§ WHAT THE TASK ASKS
The lines to extract begin at the one containing "Transcribe the text in this document." and run to the end of the listing; set them down exactly and alone.

[Dataset entries]
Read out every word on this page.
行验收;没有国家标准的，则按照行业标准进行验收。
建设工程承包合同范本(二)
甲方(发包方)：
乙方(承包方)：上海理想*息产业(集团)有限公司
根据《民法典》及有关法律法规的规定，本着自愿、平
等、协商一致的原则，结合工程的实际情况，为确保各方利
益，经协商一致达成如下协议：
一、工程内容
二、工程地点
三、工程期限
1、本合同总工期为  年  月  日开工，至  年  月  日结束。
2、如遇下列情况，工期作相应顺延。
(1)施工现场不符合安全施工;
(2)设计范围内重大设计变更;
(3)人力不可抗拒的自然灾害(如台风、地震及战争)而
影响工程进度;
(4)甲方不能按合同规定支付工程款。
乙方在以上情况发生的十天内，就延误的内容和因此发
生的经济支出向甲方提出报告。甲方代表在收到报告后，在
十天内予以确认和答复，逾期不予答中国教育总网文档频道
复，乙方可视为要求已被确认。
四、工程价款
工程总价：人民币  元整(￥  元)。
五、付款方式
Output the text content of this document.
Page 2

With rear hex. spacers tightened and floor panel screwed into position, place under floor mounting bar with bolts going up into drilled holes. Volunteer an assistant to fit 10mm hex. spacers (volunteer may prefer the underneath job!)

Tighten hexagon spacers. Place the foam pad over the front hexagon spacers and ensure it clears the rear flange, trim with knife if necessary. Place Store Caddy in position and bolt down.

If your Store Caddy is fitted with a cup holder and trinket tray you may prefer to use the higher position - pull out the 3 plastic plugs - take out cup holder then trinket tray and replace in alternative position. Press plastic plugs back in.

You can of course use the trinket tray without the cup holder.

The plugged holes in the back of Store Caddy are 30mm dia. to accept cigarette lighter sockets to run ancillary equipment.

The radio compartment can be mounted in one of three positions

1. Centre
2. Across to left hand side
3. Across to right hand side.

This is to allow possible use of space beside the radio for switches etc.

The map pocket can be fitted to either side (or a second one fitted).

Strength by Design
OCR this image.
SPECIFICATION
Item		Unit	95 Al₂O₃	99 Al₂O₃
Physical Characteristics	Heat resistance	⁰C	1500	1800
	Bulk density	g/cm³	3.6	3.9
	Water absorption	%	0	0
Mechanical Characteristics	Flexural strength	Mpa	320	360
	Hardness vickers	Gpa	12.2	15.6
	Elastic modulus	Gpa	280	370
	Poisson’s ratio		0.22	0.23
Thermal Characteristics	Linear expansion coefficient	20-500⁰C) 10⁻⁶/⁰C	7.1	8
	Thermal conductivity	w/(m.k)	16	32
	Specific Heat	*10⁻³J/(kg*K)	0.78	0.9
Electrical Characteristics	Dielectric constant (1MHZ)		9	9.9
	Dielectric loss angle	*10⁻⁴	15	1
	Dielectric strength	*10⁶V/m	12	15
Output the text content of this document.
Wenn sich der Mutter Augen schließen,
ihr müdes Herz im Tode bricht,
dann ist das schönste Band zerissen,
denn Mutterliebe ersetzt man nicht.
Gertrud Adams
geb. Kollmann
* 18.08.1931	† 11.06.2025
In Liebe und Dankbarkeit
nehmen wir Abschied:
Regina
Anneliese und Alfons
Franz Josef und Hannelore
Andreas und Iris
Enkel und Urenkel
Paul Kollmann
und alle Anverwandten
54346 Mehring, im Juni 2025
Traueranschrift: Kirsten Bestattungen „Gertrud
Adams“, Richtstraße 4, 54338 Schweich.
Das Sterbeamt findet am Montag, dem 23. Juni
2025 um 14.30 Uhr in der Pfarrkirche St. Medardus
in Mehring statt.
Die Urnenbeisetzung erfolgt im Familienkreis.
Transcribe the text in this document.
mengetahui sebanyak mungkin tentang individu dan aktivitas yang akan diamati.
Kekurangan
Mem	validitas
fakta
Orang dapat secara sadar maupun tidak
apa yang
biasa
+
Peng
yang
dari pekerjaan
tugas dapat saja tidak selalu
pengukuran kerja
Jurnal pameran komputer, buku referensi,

§ ANSWER TO THE EXERCISE
Transcribe the text in this document.
mengetahui sebanyak mungkin tentang individu dan aktivitas yang akan diamati.
Kekurangan
Mem	validitas
fakta
Orang dapat secara sadar maupun tidak
apa yang
biasa
+
Peng
yang
dari pekerjaan
tugas dapat saja tidak selalu
pengukuran kerja
Jurnal pameran komputer, buku referensi,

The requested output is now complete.